● **Exercise**
Transcribe the records that follow in their entirety, omitting any pictures.

● **Records from a data collection**

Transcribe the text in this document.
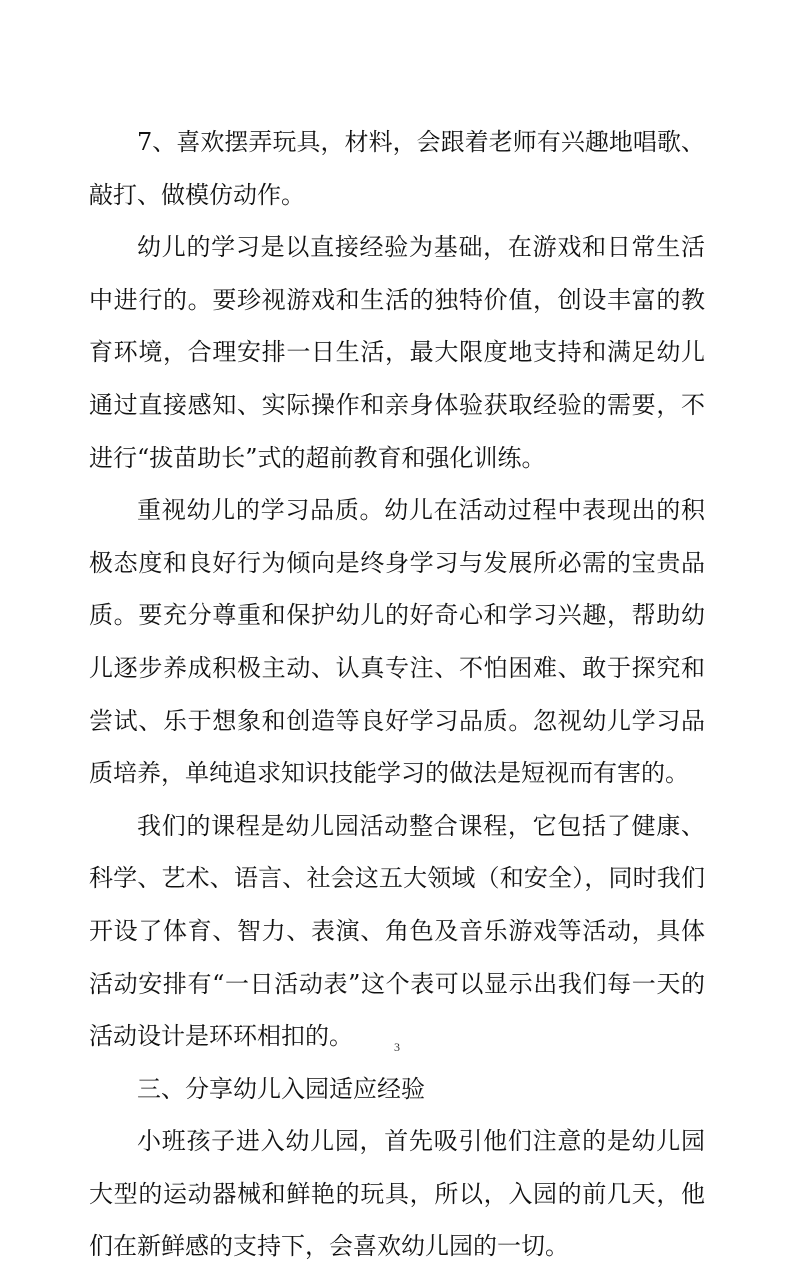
7、喜欢摆弄玩具，材料，会跟着老师有兴趣地唱歌、敲打、做模仿动作。

幼儿的学习是以直接经验为基础，在游戏和日常生活中进行的。要珍视游戏和生活的独特价值，创设丰富的教育环境，合理安排一日生活，最大限度地支持和满足幼儿通过直接感知、实际操作和亲身体验获取经验的需要，不进行“拔苗助长”式的超前教育和强化训练。

重视幼儿的学习品质。幼儿在活动过程中表现出的积极态度和良好行为倾向是终身学习与发展所必需的宝贵品质。要充分尊重和保护幼儿的好奇心和学习兴趣，帮助幼儿逐步养成积极主动、认真专注、不怕困难、敢于探究和尝试、乐于想象和创造等良好学习品质。忽视幼儿学习品质培养，单纯追求知识技能学习的做法是短视而有害的。

我们的课程是幼儿园活动整合课程，它包括了健康、科学、艺术、语言、社会这五大领域（和安全），同时我们开设了体育、智力、表演、角色及音乐游戏等活动，具体活动安排有“一日活动表”这个表可以显示出我们每一天的活动设计是环环相扣的。

三、分享幼儿入园适应经验

小班孩子进入幼儿园，首先吸引他们注意的是幼儿园大型的运动器械和鲜艳的玩具，所以，入园的前几天，他们在新鲜感的支持下，会喜欢幼儿园的一切。

3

● **Final answer**
Transcribe the text in this document.
7、喜欢摆弄玩具，材料，会跟着老师有兴趣地唱歌、敲打、做模仿动作。

幼儿的学习是以直接经验为基础，在游戏和日常生活中进行的。要珍视游戏和生活的独特价值，创设丰富的教育环境，合理安排一日生活，最大限度地支持和满足幼儿通过直接感知、实际操作和亲身体验获取经验的需要，不进行“拔苗助长”式的超前教育和强化训练。

重视幼儿的学习品质。幼儿在活动过程中表现出的积极态度和良好行为倾向是终身学习与发展所必需的宝贵品质。要充分尊重和保护幼儿的好奇心和学习兴趣，帮助幼儿逐步养成积极主动、认真专注、不怕困难、敢于探究和尝试、乐于想象和创造等良好学习品质。忽视幼儿学习品质培养，单纯追求知识技能学习的做法是短视而有害的。

我们的课程是幼儿园活动整合课程，它包括了健康、科学、艺术、语言、社会这五大领域（和安全），同时我们开设了体育、智力、表演、角色及音乐游戏等活动，具体活动安排有“一日活动表”这个表可以显示出我们每一天的活动设计是环环相扣的。

三、分享幼儿入园适应经验

小班孩子进入幼儿园，首先吸引他们注意的是幼儿园大型的运动器械和鲜艳的玩具，所以，入园的前几天，他们在新鲜感的支持下，会喜欢幼儿园的一切。

3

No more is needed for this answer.